◆ Work to complete ◆
The entire listing is to be repeated verbatim.

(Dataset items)

[start]

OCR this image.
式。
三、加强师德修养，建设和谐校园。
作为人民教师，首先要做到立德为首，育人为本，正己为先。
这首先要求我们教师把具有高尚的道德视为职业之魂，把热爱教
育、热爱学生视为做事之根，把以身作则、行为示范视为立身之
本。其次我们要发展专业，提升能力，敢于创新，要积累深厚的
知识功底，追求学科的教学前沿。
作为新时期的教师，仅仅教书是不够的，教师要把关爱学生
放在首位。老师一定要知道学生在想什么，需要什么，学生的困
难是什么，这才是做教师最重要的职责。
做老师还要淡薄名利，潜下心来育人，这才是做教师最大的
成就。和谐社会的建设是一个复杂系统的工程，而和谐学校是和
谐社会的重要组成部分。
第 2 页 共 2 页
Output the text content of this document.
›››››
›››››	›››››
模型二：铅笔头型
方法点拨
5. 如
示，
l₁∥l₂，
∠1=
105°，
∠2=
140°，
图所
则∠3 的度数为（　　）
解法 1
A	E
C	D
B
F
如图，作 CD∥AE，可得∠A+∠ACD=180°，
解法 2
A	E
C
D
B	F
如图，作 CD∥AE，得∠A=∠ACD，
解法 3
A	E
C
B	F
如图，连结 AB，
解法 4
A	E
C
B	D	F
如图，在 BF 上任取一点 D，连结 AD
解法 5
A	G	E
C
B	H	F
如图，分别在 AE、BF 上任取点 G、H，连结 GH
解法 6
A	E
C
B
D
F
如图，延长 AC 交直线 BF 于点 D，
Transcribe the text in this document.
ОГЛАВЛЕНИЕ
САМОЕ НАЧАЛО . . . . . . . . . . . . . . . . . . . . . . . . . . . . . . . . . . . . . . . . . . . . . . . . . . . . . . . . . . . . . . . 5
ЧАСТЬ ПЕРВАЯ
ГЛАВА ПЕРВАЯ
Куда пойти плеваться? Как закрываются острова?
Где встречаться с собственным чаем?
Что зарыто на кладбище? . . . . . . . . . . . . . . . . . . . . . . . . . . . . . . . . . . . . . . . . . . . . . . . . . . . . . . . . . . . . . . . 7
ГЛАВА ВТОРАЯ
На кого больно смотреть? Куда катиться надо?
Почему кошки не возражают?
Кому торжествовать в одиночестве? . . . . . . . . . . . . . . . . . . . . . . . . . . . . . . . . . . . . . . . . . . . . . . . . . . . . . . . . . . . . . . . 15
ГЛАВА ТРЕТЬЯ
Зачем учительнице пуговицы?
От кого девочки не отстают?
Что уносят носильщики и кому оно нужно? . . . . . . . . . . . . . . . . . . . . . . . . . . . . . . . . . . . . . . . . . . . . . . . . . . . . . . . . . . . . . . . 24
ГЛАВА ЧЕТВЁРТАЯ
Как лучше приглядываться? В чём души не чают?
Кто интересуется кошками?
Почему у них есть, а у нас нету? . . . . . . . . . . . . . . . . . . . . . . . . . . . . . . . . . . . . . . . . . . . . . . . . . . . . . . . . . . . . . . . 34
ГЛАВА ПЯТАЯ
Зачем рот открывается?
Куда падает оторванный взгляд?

[end]

◆ Correct answer ◆
OCR this image.
式。
三、加强师德修养，建设和谐校园。
作为人民教师，首先要做到立德为首，育人为本，正己为先。
这首先要求我们教师把具有高尚的道德视为职业之魂，把热爱教
育、热爱学生视为做事之根，把以身作则、行为示范视为立身之
本。其次我们要发展专业，提升能力，敢于创新，要积累深厚的
知识功底，追求学科的教学前沿。
作为新时期的教师，仅仅教书是不够的，教师要把关爱学生
放在首位。老师一定要知道学生在想什么，需要什么，学生的困
难是什么，这才是做教师最重要的职责。
做老师还要淡薄名利，潜下心来育人，这才是做教师最大的
成就。和谐社会的建设是一个复杂系统的工程，而和谐学校是和
谐社会的重要组成部分。
第 2 页 共 2 页
Output the text content of this document.
›››››
›››››	›››››
模型二：铅笔头型
方法点拨
5. 如
示，
l₁∥l₂，
∠1=
105°，
∠2=
140°，
图所
则∠3 的度数为（　　）
解法 1
A	E
C	D
B
F
如图，作 CD∥AE，可得∠A+∠ACD=180°，
解法 2
A	E
C
D
B	F
如图，作 CD∥AE，得∠A=∠ACD，
解法 3
A	E
C
B	F
如图，连结 AB，
解法 4
A	E
C
B	D	F
如图，在 BF 上任取一点 D，连结 AD
解法 5
A	G	E
C
B	H	F
如图，分别在 AE、BF 上任取点 G、H，连结 GH
解法 6
A	E
C
B
D
F
如图，延长 AC 交直线 BF 于点 D，
Transcribe the text in this document.
ОГЛАВЛЕНИЕ
САМОЕ НАЧАЛО . . . . . . . . . . . . . . . . . . . . . . . . . . . . . . . . . . . . . . . . . . . . . . . . . . . . . . . . . . . . . . . 5
ЧАСТЬ ПЕРВАЯ
ГЛАВА ПЕРВАЯ
Куда пойти плеваться? Как закрываются острова?
Где встречаться с собственным чаем?
Что зарыто на кладбище? . . . . . . . . . . . . . . . . . . . . . . . . . . . . . . . . . . . . . . . . . . . . . . . . . . . . . . . . . . . . . . . 7
ГЛАВА ВТОРАЯ
На кого больно смотреть? Куда катиться надо?
Почему кошки не возражают?
Кому торжествовать в одиночестве? . . . . . . . . . . . . . . . . . . . . . . . . . . . . . . . . . . . . . . . . . . . . . . . . . . . . . . . . . . . . . . . 15
ГЛАВА ТРЕТЬЯ
Зачем учительнице пуговицы?
От кого девочки не отстают?
Что уносят носильщики и кому оно нужно? . . . . . . . . . . . . . . . . . . . . . . . . . . . . . . . . . . . . . . . . . . . . . . . . . . . . . . . . . . . . . . . 24
ГЛАВА ЧЕТВЁРТАЯ
Как лучше приглядываться? В чём души не чают?
Кто интересуется кошками?
Почему у них есть, а у нас нету? . . . . . . . . . . . . . . . . . . . . . . . . . . . . . . . . . . . . . . . . . . . . . . . . . . . . . . . . . . . . . . . 34
ГЛАВА ПЯТАЯ
Зачем рот открывается?
Куда падает оторванный взгляд?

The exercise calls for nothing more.